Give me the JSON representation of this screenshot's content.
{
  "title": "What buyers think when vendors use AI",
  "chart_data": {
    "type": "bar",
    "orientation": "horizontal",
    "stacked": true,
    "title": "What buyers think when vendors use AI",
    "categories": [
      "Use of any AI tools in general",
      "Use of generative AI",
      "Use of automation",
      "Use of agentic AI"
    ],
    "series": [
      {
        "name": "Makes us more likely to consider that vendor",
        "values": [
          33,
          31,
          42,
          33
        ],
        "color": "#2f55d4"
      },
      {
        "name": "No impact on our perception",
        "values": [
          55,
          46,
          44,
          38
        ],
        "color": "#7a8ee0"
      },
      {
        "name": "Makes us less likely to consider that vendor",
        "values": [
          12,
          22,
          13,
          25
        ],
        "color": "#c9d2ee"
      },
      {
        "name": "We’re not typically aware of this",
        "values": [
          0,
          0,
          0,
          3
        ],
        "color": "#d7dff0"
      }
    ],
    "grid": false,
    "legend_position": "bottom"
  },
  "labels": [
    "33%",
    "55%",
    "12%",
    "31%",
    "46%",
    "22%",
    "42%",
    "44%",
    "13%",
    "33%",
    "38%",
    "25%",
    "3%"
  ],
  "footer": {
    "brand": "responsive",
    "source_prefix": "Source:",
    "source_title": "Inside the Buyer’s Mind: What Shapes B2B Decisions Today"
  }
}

------------------------------------

▶ **Description of the task**:
Produce a verbatim transcription of the entries above.

▶ **Solution for this problem**:
Give me the JSON representation of this screenshot's content.
{
  "title": "What buyers think when vendors use AI",
  "chart_data": {
    "type": "bar",
    "orientation": "horizontal",
    "stacked": true,
    "title": "What buyers think when vendors use AI",
    "categories": [
      "Use of any AI tools in general",
      "Use of generative AI",
      "Use of automation",
      "Use of agentic AI"
    ],
    "series": [
      {
        "name": "Makes us more likely to consider that vendor",
        "values": [
          33,
          31,
          42,
          33
        ],
        "color": "#2f55d4"
      },
      {
        "name": "No impact on our perception",
        "values": [
          55,
          46,
          44,
          38
        ],
        "color": "#7a8ee0"
      },
      {
        "name": "Makes us less likely to consider that vendor",
        "values": [
          12,
          22,
          13,
          25
        ],
        "color": "#c9d2ee"
      },
      {
        "name": "We’re not typically aware of this",
        "values": [
          0,
          0,
          0,
          3
        ],
        "color": "#d7dff0"
      }
    ],
    "grid": false,
    "legend_position": "bottom"
  },
  "labels": [
    "33%",
    "55%",
    "12%",
    "31%",
    "46%",
    "22%",
    "42%",
    "44%",
    "13%",
    "33%",
    "38%",
    "25%",
    "3%"
  ],
  "footer": {
    "brand": "responsive",
    "source_prefix": "Source:",
    "source_title": "Inside the Buyer’s Mind: What Shapes B2B Decisions Today"
  }
}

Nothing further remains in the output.